--- Excerpted data ---

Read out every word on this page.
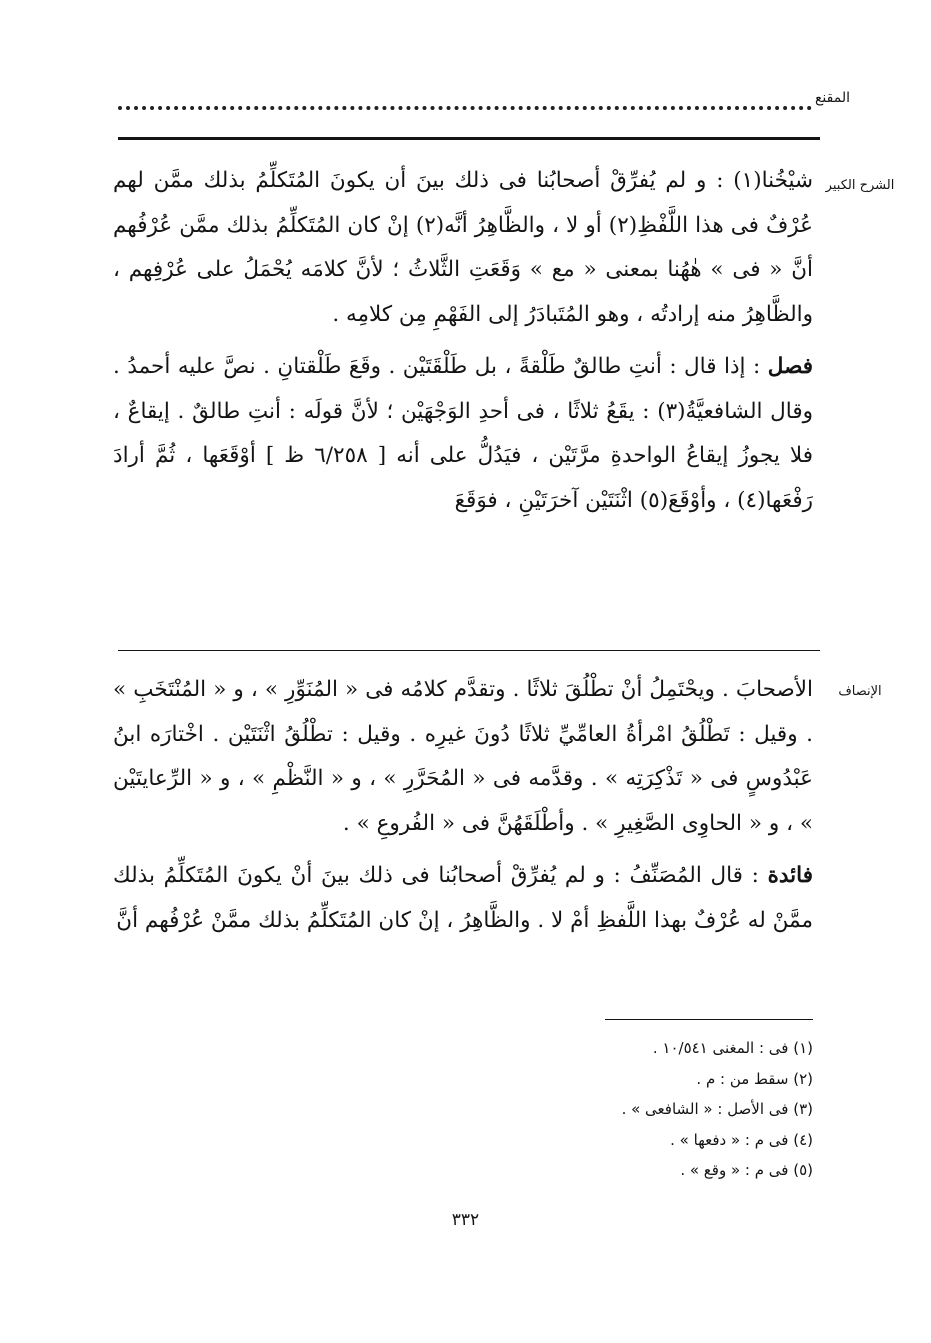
المقنع
الشرح الكبير

شيْخُنا(١) : و لم يُفرِّقْ أصحابُنا فى ذلك بينَ أن يكونَ المُتَكلِّمُ بذلك ممَّن لهم عُرْفٌ فى هذا اللَّفْظِ(٢) أو لا ، والظَّاهِرُ أنَّه(٢) إنْ كان المُتَكلِّمُ بذلك ممَّن عُرْفُهم أنَّ « فى » هٰهُنا بمعنى « مع » وَقَعَتِ الثَّلاثُ ؛ لأنَّ كلامَه يُحْمَلُ على عُرْفِهم ، والظَّاهِرُ منه إرادتُه ، وهو المُتَبادَرُ إلى الفَهْمِ مِن كلامِه .

فصل : إذا قال : أنتِ طالقٌ طَلْقةً ، بل طَلْقَتَيْن . وقَعَ طَلْقتانِ . نصَّ عليه أحمدُ . وقال الشافعيَّةُ(٣) : يقَعُ ثلاثًا ، فى أحدِ الوَجْهَيْن ؛ لأنَّ قولَه : أنتِ طالقٌ . إيقاعٌ ، فلا يجوزُ إيقاعُ الواحدةِ مرَّتَيْن ، فيَدُلُّ على أنه [ ٦/٢٥٨ ظ ] أوْقَعَها ، ثُمَّ أرادَ رَفْعَها(٤) ، وأوْقَعَ(٥) اثْنَتَيْن آخرَتَيْنِ ، فوَقَعَ

الإنصاف

الأصحابَ . ويحْتَمِلُ أنْ تطْلُقَ ثلاثًا . وتقدَّم كلامُه فى « المُنَوِّرِ » ، و « المُنْتَخَبِ » . وقيل : تَطْلُقُ امْرأةُ العامِّيِّ ثلاثًا دُونَ غيرِه . وقيل : تطْلُقُ اثْنَتَيْن . اخْتارَه ابنُ عَبْدُوسٍ فى « تَذْكِرَتِه » . وقدَّمه فى « المُحَرَّرِ » ، و « النَّظْمِ » ، و « الرِّعايتَيْن » ، و « الحاوِى الصَّغِيرِ » . وأطْلَقَهُنَّ فى « الفُروعِ » .

فائدة : قال المُصَنِّفُ : و لم يُفرِّقْ أصحابُنا فى ذلك بينَ أنْ يكونَ المُتَكلِّمُ بذلك ممَّنْ له عُرْفٌ بهذا اللَّفظِ أمْ لا . والظَّاهِرُ ، إنْ كان المُتَكلِّمُ بذلك ممَّنْ عُرْفُهم أنَّ

(١) فى : المغنى ١٠/٥٤١ .
(٢) سقط من : م .
(٣) فى الأصل : « الشافعى » .
(٤) فى م : « دفعها » .
(٥) فى م : « وقع » .
٣٣٢
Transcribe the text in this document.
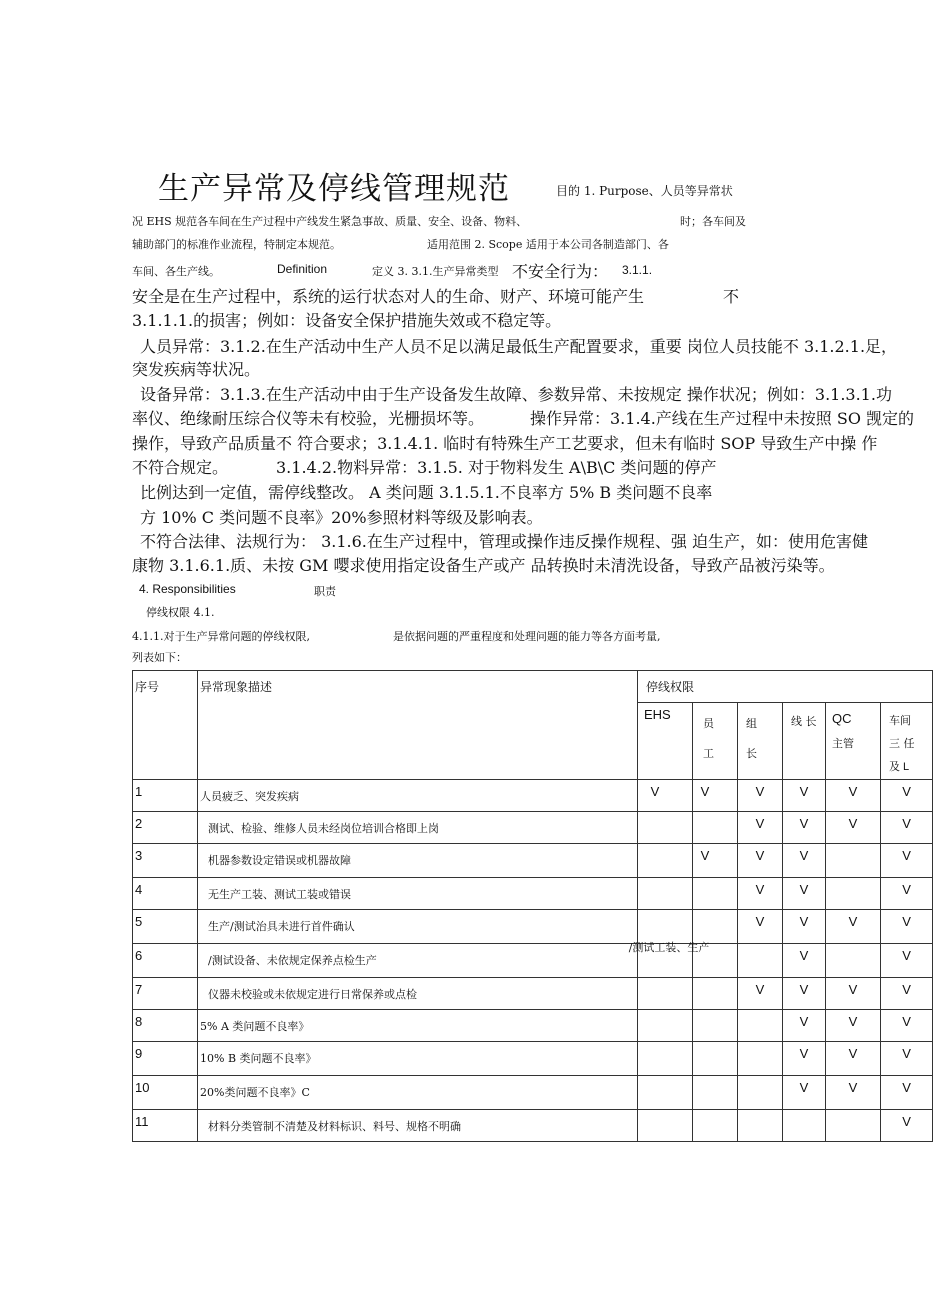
生产异常及停线管理规范	目的 1. Purpose、人员等异常状
况 EHS 规范各车间在生产过程中产线发生紧急事故、质量、安全、设备、物料、	时；各车间及
辅助部门的标准作业流程，特制定本规范。	适用范围 2. Scope 适用于本公司各制造部门、各
车间、各生产线。	Definition	定义 3. 3.1.生产异常类型 不安全行为： 3.1.1.
安全是在生产过程中，系统的运行状态对人的生命、财产、环境可能产生	不
3.1.1.1.的损害；例如：设备安全保护措施失效或不稳定等。
人员异常：3.1.2.在生产活动中生产人员不足以满足最低生产配置要求，重要 岗位人员技能不 3.1.2.1.足，
突发疾病等状况。
设备异常：3.1.3.在生产活动中由于生产设备发生故障、参数异常、未按规定 操作状况；例如：3.1.3.1.功
率仪、绝缘耐压综合仪等未有校验，光栅损坏等。	操作异常：3.1.4.产线在生产过程中未按照 SO 觊定的
操作，导致产品质量不 符合要求；3.1.4.1. 临时有特殊生产工艺要求，但未有临时 SOP 导致生产中操 作
不符合规定。	3.1.4.2.物料异常：3.1.5. 对于物料发生 A\B\C 类问题的停产
比例达到一定值，需停线整改。 A 类问题 3.1.5.1.不良率方 5% B 类问题不良率
方 10% C 类问题不良率》20%参照材料等级及影响表。
不符合法律、法规行为： 3.1.6.在生产过程中，管理或操作违反操作规程、强 迫生产，如：使用危害健
康物 3.1.6.1.质、未按 GM 嘤求使用指定设备生产或产 品转换时未清洗设备，导致产品被污染等。
4. Responsibilities	职责
停线权限 4.1.
4.1.1.对于生产异常问题的停线权限,	是依据问题的严重程度和处理问题的能力等各方面考量,
列表如下：
序号	异常现象描述	停线权限					

		EHS	员
工	组
长	线 长	QC
主管	车间
三 任
及 L

1	人员疲乏、突发疾病	V	V	V	V	V	V

2	测试、检验、维修人员未经岗位培训合格即上岗			V	V	V	V

3	机器参数设定错误或机器故障		V	V	V		V

4	无生产工装、测试工装或错误			V	V		V

5	生产/测试治具未进行首件确认			V	V	V	V

6	/测试设备、未依规定保养点检生产/测试工装、生产				V		V

7	仪器未校验或未依规定进行日常保养或点检			V	V	V	V

8	5% A 类问题不良率》				V	V	V

9	10% B 类问题不良率》				V	V	V

10	20%类问题不良率》C				V	V	V

11	材料分类管制不清楚及材料标识、料号、规格不明确						V
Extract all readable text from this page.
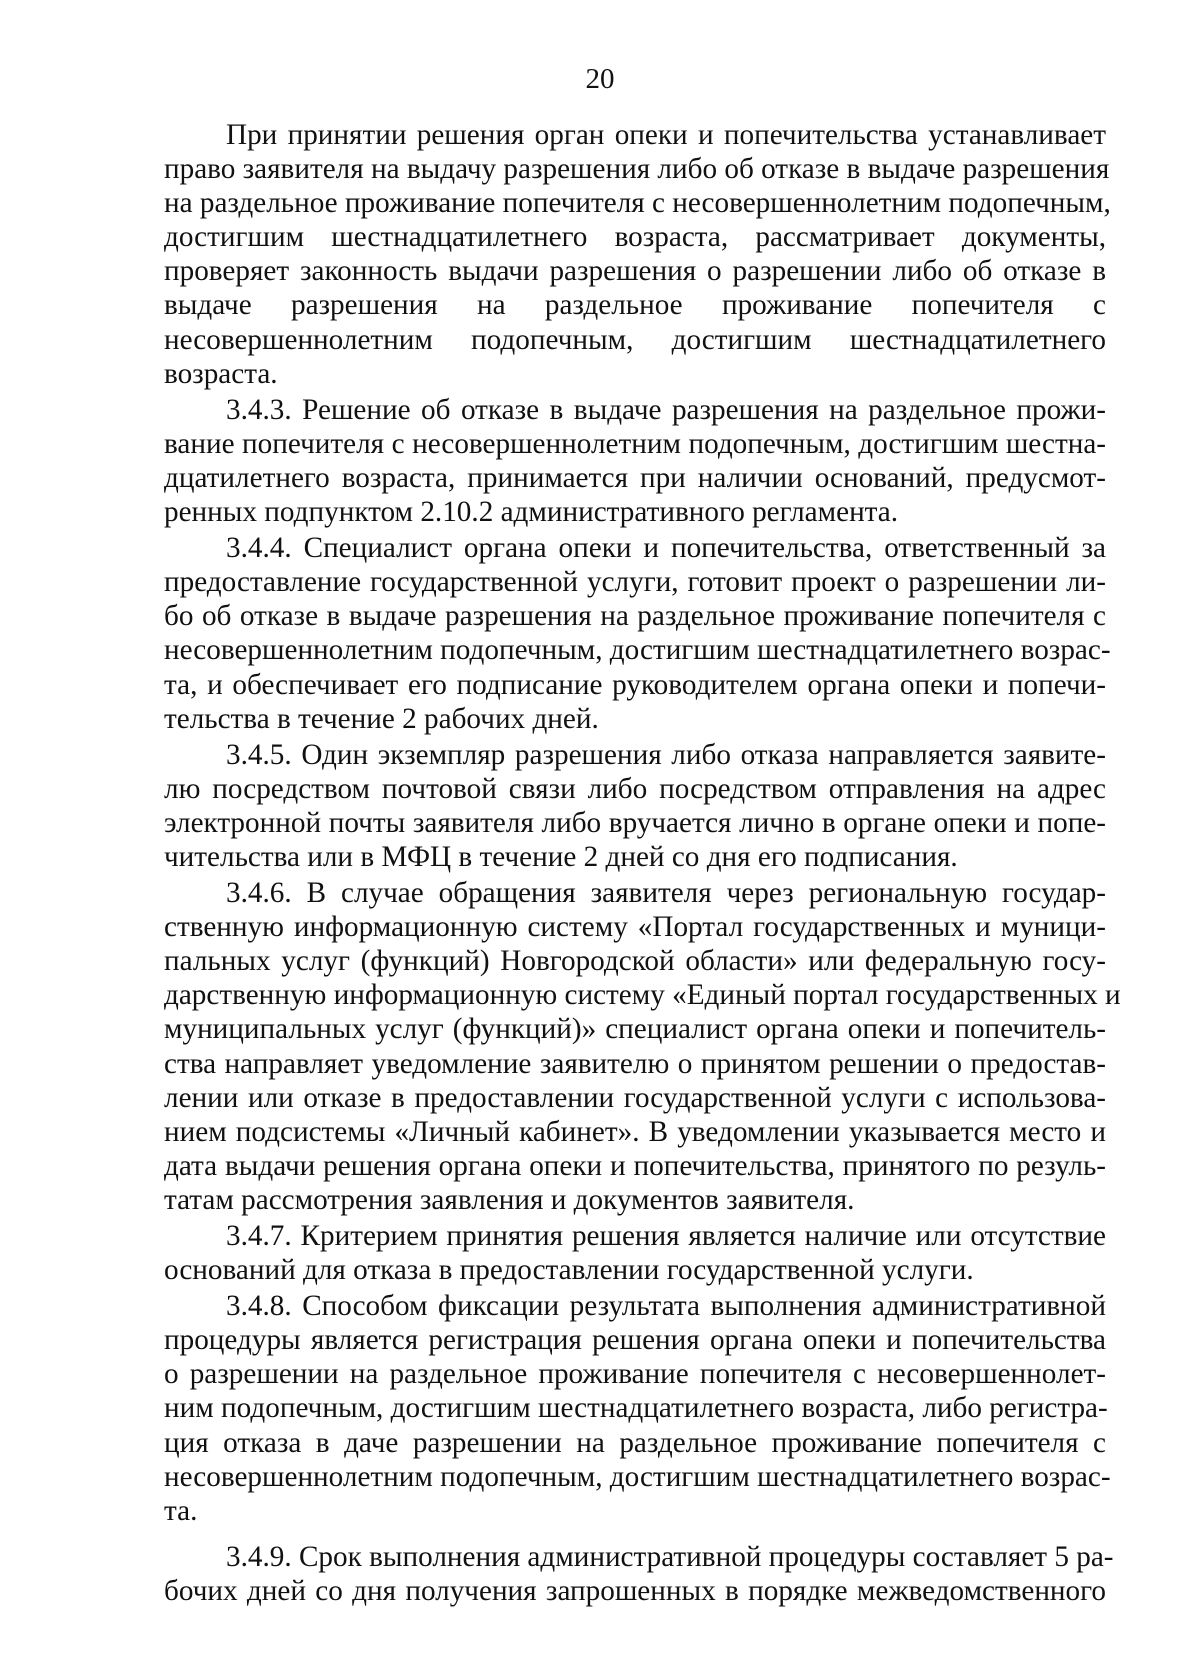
20

При принятии решения орган опеки и попечительства устанавливает
право заявителя на выдачу разрешения либо об отказе в выдаче разрешения
на раздельное проживание попечителя с несовершеннолетним подопечным,
достигшим шестнадцатилетнего возраста, рассматривает документы,
проверяет законность выдачи разрешения о разрешении либо об отказе в
выдаче разрешения на раздельное проживание попечителя с
несовершеннолетним подопечным, достигшим шестнадцатилетнего
возраста.

3.4.3. Решение об отказе в выдаче разрешения на раздельное прожи-
вание попечителя с несовершеннолетним подопечным, достигшим шестна-
дцатилетнего возраста, принимается при наличии оснований, предусмот-
ренных подпунктом 2.10.2 административного регламента.

3.4.4. Специалист органа опеки и попечительства, ответственный за
предоставление государственной услуги, готовит проект о разрешении ли-
бо об отказе в выдаче разрешения на раздельное проживание попечителя с
несовершеннолетним подопечным, достигшим шестнадцатилетнего возрас-
та, и обеспечивает его подписание руководителем органа опеки и попечи-
тельства в течение 2 рабочих дней.

3.4.5. Один экземпляр разрешения либо отказа направляется заявите-
лю посредством почтовой связи либо посредством отправления на адрес
электронной почты заявителя либо вручается лично в органе опеки и попе-
чительства или в МФЦ в течение 2 дней со дня его подписания.

3.4.6. В случае обращения заявителя через региональную государ-
ственную информационную систему «Портал государственных и муници-
пальных услуг (функций) Новгородской области» или федеральную госу-
дарственную информационную систему «Единый портал государственных и
муниципальных услуг (функций)» специалист органа опеки и попечитель-
ства направляет уведомление заявителю о принятом решении о предостав-
лении или отказе в предоставлении государственной услуги с использова-
нием подсистемы «Личный кабинет». В уведомлении указывается место и
дата выдачи решения органа опеки и попечительства, принятого по резуль-
татам рассмотрения заявления и документов заявителя.

3.4.7. Критерием принятия решения является наличие или отсутствие
оснований для отказа в предоставлении государственной услуги.

3.4.8. Способом фиксации результата выполнения административной
процедуры является регистрация решения органа опеки и попечительства
о разрешении на раздельное проживание попечителя с несовершеннолет-
ним подопечным, достигшим шестнадцатилетнего возраста, либо регистра-
ция отказа в даче разрешении на раздельное проживание попечителя с
несовершеннолетним подопечным, достигшим шестнадцатилетнего возрас-
та.

3.4.9. Срок выполнения административной процедуры составляет 5 ра-
бочих дней со дня получения запрошенных в порядке межведомственного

---

• **Direction**
Set the data above down again exactly as given, with no pictures.

• **Result below**
Read out every word on this page.
المقنع
الشرح الكبير

شيْخُنا(١) : و لم يُفرِّقْ أصحابُنا فى ذلك بينَ أن يكونَ المُتَكلِّمُ بذلك ممَّن لهم عُرْفٌ فى هذا اللَّفْظِ(٢) أو لا ، والظَّاهِرُ أنَّه(٢) إنْ كان المُتَكلِّمُ بذلك ممَّن عُرْفُهم أنَّ « فى » هٰهُنا بمعنى « مع » وَقَعَتِ الثَّلاثُ ؛ لأنَّ كلامَه يُحْمَلُ على عُرْفِهم ، والظَّاهِرُ منه إرادتُه ، وهو المُتَبادَرُ إلى الفَهْمِ مِن كلامِه .

فصل : إذا قال : أنتِ طالقٌ طَلْقةً ، بل طَلْقَتَيْن . وقَعَ طَلْقتانِ . نصَّ عليه أحمدُ . وقال الشافعيَّةُ(٣) : يقَعُ ثلاثًا ، فى أحدِ الوَجْهَيْن ؛ لأنَّ قولَه : أنتِ طالقٌ . إيقاعٌ ، فلا يجوزُ إيقاعُ الواحدةِ مرَّتَيْن ، فيَدُلُّ على أنه [ ٦/٢٥٨ ظ ] أوْقَعَها ، ثُمَّ أرادَ رَفْعَها(٤) ، وأوْقَعَ(٥) اثْنَتَيْن آخرَتَيْنِ ، فوَقَعَ

الإنصاف

الأصحابَ . ويحْتَمِلُ أنْ تطْلُقَ ثلاثًا . وتقدَّم كلامُه فى « المُنَوِّرِ » ، و « المُنْتَخَبِ » . وقيل : تَطْلُقُ امْرأةُ العامِّيِّ ثلاثًا دُونَ غيرِه . وقيل : تطْلُقُ اثْنَتَيْن . اخْتارَه ابنُ عَبْدُوسٍ فى « تَذْكِرَتِه » . وقدَّمه فى « المُحَرَّرِ » ، و « النَّظْمِ » ، و « الرِّعايتَيْن » ، و « الحاوِى الصَّغِيرِ » . وأطْلَقَهُنَّ فى « الفُروعِ » .

فائدة : قال المُصَنِّفُ : و لم يُفرِّقْ أصحابُنا فى ذلك بينَ أنْ يكونَ المُتَكلِّمُ بذلك ممَّنْ له عُرْفٌ بهذا اللَّفظِ أمْ لا . والظَّاهِرُ ، إنْ كان المُتَكلِّمُ بذلك ممَّنْ عُرْفُهم أنَّ

(١) فى : المغنى ١٠/٥٤١ .
(٢) سقط من : م .
(٣) فى الأصل : « الشافعى » .
(٤) فى م : « دفعها » .
(٥) فى م : « وقع » .
٣٣٢
Transcribe the text in this document.
生产异常及停线管理规范	目的 1. Purpose、人员等异常状
况 EHS 规范各车间在生产过程中产线发生紧急事故、质量、安全、设备、物料、	时；各车间及
辅助部门的标准作业流程，特制定本规范。	适用范围 2. Scope 适用于本公司各制造部门、各
车间、各生产线。	Definition	定义 3. 3.1.生产异常类型 不安全行为： 3.1.1.
安全是在生产过程中，系统的运行状态对人的生命、财产、环境可能产生	不
3.1.1.1.的损害；例如：设备安全保护措施失效或不稳定等。
人员异常：3.1.2.在生产活动中生产人员不足以满足最低生产配置要求，重要 岗位人员技能不 3.1.2.1.足，
突发疾病等状况。
设备异常：3.1.3.在生产活动中由于生产设备发生故障、参数异常、未按规定 操作状况；例如：3.1.3.1.功
率仪、绝缘耐压综合仪等未有校验，光栅损坏等。	操作异常：3.1.4.产线在生产过程中未按照 SO 觊定的
操作，导致产品质量不 符合要求；3.1.4.1. 临时有特殊生产工艺要求，但未有临时 SOP 导致生产中操 作
不符合规定。	3.1.4.2.物料异常：3.1.5. 对于物料发生 A\B\C 类问题的停产
比例达到一定值，需停线整改。 A 类问题 3.1.5.1.不良率方 5% B 类问题不良率
方 10% C 类问题不良率》20%参照材料等级及影响表。
不符合法律、法规行为： 3.1.6.在生产过程中，管理或操作违反操作规程、强 迫生产，如：使用危害健
康物 3.1.6.1.质、未按 GM 嘤求使用指定设备生产或产 品转换时未清洗设备，导致产品被污染等。
4. Responsibilities	职责
停线权限 4.1.
4.1.1.对于生产异常问题的停线权限,	是依据问题的严重程度和处理问题的能力等各方面考量,
列表如下：
序号	异常现象描述	停线权限					

		EHS	员
工	组
长	线 长	QC
主管	车间
三 任
及 L

1	人员疲乏、突发疾病	V	V	V	V	V	V

2	测试、检验、维修人员未经岗位培训合格即上岗			V	V	V	V

3	机器参数设定错误或机器故障		V	V	V		V

4	无生产工装、测试工装或错误			V	V		V

5	生产/测试治具未进行首件确认			V	V	V	V

6	/测试设备、未依规定保养点检生产/测试工装、生产				V		V

7	仪器未校验或未依规定进行日常保养或点检			V	V	V	V

8	5% A 类问题不良率》				V	V	V

9	10% B 类问题不良率》				V	V	V

10	20%类问题不良率》C				V	V	V

11	材料分类管制不清楚及材料标识、料号、规格不明确						V
Extract all readable text from this page.
20

При принятии решения орган опеки и попечительства устанавливает
право заявителя на выдачу разрешения либо об отказе в выдаче разрешения
на раздельное проживание попечителя с несовершеннолетним подопечным,
достигшим шестнадцатилетнего возраста, рассматривает документы,
проверяет законность выдачи разрешения о разрешении либо об отказе в
выдаче разрешения на раздельное проживание попечителя с
несовершеннолетним подопечным, достигшим шестнадцатилетнего
возраста.

3.4.3. Решение об отказе в выдаче разрешения на раздельное прожи-
вание попечителя с несовершеннолетним подопечным, достигшим шестна-
дцатилетнего возраста, принимается при наличии оснований, предусмот-
ренных подпунктом 2.10.2 административного регламента.

3.4.4. Специалист органа опеки и попечительства, ответственный за
предоставление государственной услуги, готовит проект о разрешении ли-
бо об отказе в выдаче разрешения на раздельное проживание попечителя с
несовершеннолетним подопечным, достигшим шестнадцатилетнего возрас-
та, и обеспечивает его подписание руководителем органа опеки и попечи-
тельства в течение 2 рабочих дней.

3.4.5. Один экземпляр разрешения либо отказа направляется заявите-
лю посредством почтовой связи либо посредством отправления на адрес
электронной почты заявителя либо вручается лично в органе опеки и попе-
чительства или в МФЦ в течение 2 дней со дня его подписания.

3.4.6. В случае обращения заявителя через региональную государ-
ственную информационную систему «Портал государственных и муници-
пальных услуг (функций) Новгородской области» или федеральную госу-
дарственную информационную систему «Единый портал государственных и
муниципальных услуг (функций)» специалист органа опеки и попечитель-
ства направляет уведомление заявителю о принятом решении о предостав-
лении или отказе в предоставлении государственной услуги с использова-
нием подсистемы «Личный кабинет». В уведомлении указывается место и
дата выдачи решения органа опеки и попечительства, принятого по резуль-
татам рассмотрения заявления и документов заявителя.

3.4.7. Критерием принятия решения является наличие или отсутствие
оснований для отказа в предоставлении государственной услуги.

3.4.8. Способом фиксации результата выполнения административной
процедуры является регистрация решения органа опеки и попечительства
о разрешении на раздельное проживание попечителя с несовершеннолет-
ним подопечным, достигшим шестнадцатилетнего возраста, либо регистра-
ция отказа в даче разрешении на раздельное проживание попечителя с
несовершеннолетним подопечным, достигшим шестнадцатилетнего возрас-
та.

3.4.9. Срок выполнения административной процедуры составляет 5 ра-
бочих дней со дня получения запрошенных в порядке межведомственного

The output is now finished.